> [Dataset records]
:::::

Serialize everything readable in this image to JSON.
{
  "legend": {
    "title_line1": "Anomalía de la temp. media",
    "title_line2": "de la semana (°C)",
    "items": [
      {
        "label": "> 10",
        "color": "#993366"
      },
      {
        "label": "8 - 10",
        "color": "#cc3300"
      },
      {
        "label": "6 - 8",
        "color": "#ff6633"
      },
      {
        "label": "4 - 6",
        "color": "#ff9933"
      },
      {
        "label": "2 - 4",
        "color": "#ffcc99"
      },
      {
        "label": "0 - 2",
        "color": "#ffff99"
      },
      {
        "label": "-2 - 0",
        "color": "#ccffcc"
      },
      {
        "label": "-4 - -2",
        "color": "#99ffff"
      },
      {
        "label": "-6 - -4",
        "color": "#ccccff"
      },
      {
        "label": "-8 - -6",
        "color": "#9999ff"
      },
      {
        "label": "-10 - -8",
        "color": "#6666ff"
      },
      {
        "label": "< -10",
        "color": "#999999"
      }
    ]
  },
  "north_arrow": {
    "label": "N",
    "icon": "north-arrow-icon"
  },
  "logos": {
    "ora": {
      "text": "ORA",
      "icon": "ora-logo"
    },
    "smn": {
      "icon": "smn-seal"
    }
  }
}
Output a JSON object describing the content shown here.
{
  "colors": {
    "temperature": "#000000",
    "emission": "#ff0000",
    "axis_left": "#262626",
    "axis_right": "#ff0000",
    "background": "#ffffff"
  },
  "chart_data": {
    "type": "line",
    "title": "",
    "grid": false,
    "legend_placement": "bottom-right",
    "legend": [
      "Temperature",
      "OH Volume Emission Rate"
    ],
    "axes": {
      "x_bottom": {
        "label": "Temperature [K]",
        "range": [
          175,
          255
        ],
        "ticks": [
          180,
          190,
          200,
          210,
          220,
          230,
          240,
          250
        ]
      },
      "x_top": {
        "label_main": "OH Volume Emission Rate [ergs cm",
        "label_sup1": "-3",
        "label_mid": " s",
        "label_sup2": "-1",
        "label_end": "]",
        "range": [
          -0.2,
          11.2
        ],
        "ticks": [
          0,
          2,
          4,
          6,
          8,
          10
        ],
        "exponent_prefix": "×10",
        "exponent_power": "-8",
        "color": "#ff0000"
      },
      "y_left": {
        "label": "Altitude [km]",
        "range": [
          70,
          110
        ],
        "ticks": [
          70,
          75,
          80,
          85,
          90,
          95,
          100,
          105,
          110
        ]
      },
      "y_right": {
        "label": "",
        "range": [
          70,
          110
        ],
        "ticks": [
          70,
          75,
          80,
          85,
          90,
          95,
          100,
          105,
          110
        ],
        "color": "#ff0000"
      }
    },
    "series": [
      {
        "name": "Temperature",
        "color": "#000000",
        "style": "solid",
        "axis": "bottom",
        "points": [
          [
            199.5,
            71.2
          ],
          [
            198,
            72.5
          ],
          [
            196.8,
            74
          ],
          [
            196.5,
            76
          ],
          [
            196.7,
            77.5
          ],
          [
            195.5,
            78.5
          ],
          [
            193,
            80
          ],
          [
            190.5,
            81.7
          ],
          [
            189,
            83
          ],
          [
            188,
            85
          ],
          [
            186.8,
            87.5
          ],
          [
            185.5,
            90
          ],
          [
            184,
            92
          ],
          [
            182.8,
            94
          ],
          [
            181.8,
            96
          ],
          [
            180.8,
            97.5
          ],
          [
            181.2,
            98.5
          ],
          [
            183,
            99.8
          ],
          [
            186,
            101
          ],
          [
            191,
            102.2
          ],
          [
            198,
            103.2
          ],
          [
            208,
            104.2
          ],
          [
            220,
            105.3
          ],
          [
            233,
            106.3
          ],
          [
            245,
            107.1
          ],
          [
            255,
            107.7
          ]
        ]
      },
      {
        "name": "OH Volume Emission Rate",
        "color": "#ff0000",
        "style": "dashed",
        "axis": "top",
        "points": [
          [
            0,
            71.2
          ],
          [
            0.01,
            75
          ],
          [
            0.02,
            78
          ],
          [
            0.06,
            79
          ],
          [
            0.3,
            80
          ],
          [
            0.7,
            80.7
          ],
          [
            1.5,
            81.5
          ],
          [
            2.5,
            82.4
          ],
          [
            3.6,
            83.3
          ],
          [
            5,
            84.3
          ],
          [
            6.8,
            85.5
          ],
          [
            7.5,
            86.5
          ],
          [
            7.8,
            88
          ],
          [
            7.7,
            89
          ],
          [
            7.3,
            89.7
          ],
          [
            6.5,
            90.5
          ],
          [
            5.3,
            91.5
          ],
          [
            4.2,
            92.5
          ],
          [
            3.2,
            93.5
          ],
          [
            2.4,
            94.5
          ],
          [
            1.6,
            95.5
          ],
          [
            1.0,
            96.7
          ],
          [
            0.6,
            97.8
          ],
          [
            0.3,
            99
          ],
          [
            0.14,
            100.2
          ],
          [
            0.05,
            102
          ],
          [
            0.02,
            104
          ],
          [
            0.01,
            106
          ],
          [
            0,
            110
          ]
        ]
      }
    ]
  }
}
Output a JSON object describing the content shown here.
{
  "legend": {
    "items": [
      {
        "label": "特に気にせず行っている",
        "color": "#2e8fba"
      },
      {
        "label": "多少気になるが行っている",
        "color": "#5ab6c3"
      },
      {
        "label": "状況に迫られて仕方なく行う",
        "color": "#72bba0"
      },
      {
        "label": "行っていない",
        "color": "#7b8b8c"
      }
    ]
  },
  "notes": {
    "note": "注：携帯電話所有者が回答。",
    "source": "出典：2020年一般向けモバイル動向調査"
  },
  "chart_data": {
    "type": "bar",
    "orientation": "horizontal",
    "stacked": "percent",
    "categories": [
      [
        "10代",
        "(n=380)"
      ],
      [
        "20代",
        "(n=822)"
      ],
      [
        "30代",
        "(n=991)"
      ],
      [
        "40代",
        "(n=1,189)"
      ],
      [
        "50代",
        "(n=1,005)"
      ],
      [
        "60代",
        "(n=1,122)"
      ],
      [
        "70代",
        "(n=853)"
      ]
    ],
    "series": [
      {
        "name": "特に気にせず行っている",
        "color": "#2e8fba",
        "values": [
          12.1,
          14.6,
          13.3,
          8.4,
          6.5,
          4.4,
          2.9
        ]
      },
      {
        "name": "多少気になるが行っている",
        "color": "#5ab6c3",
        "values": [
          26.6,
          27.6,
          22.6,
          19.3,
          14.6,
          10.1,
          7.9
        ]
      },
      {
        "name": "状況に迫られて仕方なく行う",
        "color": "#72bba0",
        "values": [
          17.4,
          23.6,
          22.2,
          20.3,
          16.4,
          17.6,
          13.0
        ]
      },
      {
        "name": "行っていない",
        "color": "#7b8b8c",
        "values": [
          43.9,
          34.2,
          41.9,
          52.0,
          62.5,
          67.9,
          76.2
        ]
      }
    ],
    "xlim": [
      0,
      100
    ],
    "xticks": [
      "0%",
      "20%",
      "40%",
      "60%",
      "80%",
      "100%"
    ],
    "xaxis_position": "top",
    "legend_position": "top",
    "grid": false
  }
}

:::::

> [Task brief]
Only the count is wanted: report how many lines of the material above hold the word "特に気にせず行っている".

> [The result]
2